**Problem to work on**
In the entries that follow, how many lines contain the word "other"? Answer with the number only.

== Task material

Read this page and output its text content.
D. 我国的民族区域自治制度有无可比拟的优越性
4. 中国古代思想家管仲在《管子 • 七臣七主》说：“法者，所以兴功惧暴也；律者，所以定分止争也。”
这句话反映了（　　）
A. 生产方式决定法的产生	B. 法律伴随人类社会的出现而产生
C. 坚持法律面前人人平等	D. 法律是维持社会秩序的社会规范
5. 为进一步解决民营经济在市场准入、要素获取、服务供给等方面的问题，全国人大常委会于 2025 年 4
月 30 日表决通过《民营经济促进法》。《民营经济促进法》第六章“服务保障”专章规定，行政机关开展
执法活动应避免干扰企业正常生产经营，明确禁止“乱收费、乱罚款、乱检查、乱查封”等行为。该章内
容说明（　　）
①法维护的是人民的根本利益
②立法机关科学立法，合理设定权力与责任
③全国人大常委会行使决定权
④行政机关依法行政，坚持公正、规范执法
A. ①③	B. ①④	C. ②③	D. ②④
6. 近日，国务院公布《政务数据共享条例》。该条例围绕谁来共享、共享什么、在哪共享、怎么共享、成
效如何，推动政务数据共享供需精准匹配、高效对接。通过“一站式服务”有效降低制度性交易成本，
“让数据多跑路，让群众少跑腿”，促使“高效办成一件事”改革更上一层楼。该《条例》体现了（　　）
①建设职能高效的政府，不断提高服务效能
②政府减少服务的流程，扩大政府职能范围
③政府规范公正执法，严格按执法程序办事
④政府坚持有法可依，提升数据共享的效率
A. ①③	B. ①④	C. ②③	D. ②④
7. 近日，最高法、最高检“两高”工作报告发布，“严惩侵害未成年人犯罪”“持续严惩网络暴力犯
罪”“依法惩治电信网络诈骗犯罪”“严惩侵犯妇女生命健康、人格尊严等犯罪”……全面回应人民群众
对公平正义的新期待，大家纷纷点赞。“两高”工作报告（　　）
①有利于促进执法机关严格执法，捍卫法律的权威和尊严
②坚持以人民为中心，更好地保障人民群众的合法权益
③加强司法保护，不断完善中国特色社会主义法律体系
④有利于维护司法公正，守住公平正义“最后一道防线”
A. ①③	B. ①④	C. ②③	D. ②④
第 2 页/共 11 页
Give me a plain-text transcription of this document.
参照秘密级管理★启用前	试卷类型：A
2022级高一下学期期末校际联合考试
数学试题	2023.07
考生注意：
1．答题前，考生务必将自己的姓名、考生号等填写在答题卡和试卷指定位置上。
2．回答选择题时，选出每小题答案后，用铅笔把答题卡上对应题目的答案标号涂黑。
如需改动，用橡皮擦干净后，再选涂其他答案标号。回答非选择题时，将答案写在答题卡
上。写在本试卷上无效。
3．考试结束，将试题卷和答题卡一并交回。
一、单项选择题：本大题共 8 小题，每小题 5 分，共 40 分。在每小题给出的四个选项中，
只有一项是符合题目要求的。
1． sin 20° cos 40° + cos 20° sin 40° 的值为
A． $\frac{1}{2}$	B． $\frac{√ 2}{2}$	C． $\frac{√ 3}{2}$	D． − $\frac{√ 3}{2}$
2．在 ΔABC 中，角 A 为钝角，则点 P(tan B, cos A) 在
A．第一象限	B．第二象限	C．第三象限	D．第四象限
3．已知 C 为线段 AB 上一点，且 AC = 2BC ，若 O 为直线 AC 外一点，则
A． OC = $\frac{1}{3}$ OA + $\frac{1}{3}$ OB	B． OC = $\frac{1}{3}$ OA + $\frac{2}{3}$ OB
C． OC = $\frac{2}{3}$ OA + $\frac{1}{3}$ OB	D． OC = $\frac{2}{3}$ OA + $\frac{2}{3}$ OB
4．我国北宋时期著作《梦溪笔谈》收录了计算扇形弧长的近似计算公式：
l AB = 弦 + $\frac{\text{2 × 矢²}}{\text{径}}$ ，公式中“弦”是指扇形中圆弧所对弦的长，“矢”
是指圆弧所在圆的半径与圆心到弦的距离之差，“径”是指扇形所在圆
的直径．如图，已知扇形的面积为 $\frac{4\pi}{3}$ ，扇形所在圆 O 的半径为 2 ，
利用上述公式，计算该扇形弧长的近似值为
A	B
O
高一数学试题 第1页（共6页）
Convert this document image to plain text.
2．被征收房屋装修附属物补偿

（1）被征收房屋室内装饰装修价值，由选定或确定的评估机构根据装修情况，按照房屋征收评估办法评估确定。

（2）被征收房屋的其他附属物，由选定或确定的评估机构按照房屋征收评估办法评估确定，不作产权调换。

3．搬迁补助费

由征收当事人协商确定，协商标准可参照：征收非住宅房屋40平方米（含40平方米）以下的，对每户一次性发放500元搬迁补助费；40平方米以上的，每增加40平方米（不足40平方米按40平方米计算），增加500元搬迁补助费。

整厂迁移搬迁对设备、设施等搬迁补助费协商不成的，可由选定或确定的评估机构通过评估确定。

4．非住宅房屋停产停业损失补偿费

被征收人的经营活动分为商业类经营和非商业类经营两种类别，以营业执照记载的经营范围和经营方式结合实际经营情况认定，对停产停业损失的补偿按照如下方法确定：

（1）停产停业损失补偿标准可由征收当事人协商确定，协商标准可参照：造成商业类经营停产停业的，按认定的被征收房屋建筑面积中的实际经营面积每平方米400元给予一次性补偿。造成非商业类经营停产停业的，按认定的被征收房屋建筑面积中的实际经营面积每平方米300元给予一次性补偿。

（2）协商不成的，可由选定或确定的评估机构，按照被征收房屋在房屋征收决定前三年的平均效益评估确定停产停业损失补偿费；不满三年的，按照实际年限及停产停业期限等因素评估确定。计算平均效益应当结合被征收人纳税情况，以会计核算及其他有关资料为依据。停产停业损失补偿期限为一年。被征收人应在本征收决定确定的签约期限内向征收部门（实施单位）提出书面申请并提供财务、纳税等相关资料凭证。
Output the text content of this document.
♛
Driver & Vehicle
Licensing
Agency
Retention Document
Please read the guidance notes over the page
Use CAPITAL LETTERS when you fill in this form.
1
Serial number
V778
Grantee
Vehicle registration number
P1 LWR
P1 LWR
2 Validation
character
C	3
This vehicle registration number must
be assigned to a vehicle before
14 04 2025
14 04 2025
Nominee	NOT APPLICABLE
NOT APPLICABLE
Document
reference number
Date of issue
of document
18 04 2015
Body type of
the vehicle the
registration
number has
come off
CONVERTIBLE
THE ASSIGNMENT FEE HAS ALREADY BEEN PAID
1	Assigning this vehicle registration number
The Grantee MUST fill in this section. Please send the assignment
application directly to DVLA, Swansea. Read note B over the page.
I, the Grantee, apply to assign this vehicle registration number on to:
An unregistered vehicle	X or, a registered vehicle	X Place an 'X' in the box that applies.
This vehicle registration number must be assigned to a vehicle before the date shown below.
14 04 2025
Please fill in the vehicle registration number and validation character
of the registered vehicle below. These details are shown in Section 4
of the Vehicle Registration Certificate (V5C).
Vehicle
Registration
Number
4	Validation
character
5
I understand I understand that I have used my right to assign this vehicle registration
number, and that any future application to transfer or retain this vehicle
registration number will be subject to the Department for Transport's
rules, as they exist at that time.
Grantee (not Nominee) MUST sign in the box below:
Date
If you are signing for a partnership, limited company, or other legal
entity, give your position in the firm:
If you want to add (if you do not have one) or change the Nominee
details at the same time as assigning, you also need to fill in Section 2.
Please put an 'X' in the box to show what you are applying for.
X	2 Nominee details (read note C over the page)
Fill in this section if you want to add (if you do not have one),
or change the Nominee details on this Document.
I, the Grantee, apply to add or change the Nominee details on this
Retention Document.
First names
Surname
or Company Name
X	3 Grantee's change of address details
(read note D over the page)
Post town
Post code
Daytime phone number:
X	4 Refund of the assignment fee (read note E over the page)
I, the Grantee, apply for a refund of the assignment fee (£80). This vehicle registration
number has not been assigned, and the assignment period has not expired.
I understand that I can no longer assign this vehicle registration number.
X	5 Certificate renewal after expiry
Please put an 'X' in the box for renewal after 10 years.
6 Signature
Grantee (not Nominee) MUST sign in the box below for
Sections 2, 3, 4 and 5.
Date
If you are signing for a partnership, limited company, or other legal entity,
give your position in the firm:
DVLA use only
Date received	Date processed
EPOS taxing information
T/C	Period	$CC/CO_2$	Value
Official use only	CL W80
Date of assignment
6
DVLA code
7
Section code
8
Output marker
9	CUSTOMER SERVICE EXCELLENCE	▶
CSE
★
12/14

====

**Completed exercise**
2